Registros a utilizar:
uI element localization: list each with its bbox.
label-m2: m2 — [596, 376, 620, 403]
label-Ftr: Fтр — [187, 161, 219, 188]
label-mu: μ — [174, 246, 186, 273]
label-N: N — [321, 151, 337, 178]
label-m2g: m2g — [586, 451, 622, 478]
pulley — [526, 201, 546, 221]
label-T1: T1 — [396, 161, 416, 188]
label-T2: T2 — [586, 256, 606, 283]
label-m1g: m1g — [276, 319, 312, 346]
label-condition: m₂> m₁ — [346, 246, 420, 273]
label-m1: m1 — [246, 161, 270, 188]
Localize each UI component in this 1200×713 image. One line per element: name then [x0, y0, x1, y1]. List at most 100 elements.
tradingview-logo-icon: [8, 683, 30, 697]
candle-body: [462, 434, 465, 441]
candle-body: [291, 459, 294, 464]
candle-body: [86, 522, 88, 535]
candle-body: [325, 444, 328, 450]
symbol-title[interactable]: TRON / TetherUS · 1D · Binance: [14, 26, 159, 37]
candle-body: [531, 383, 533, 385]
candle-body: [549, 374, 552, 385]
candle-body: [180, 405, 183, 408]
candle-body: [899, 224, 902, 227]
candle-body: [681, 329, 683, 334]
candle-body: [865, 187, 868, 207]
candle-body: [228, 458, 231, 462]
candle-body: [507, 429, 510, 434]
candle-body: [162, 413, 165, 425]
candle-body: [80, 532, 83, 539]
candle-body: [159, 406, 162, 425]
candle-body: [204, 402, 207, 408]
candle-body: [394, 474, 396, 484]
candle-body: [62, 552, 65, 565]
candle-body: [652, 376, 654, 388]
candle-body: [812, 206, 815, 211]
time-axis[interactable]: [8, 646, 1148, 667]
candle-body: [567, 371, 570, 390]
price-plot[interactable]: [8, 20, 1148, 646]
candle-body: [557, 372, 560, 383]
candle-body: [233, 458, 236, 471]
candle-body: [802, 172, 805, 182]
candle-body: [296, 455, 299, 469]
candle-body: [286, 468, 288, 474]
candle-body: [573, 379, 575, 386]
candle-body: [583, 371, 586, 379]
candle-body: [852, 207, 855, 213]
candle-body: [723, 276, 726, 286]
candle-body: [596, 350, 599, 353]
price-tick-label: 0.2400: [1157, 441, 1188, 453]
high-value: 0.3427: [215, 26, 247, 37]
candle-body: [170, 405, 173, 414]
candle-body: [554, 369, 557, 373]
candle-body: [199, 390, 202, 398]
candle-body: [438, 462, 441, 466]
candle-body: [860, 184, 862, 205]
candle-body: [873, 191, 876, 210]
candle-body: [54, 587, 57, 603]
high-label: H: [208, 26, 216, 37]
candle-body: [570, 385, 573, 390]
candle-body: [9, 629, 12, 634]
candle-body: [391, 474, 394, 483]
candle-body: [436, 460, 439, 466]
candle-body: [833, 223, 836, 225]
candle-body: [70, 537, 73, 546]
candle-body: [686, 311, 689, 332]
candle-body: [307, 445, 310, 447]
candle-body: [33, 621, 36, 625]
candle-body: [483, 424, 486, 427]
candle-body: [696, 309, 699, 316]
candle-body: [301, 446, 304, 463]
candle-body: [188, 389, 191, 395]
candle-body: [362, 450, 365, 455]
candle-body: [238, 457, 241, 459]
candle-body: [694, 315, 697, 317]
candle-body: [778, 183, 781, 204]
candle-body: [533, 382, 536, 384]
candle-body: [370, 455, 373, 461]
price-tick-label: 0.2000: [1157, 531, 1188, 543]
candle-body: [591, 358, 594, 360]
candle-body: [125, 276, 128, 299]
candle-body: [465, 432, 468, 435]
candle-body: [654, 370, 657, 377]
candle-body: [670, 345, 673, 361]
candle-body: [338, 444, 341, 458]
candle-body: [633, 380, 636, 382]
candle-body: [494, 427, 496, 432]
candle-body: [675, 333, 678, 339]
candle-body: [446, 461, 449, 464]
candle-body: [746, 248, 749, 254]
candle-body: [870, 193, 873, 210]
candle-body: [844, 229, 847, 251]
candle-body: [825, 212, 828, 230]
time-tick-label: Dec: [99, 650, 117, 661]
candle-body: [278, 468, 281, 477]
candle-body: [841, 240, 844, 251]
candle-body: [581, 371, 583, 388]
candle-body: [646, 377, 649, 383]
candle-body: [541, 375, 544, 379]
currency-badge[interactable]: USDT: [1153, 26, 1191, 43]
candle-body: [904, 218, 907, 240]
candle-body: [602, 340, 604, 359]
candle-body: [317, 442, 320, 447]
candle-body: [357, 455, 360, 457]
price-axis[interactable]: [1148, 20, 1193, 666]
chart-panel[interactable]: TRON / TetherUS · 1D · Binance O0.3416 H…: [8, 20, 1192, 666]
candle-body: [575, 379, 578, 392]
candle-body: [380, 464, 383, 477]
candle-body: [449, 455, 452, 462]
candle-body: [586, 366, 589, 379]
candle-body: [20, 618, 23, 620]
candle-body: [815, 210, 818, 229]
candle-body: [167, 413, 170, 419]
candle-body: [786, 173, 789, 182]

Lo que se pide: Por favor, selecciona y copia cada línea de los registros que contenga la cadena "high", teniendo en cuenta las mayúsculas y minúsculas.

Respuesta:
high-value: 0.3427: [215, 26, 247, 37]
high-label: H: [208, 26, 216, 37]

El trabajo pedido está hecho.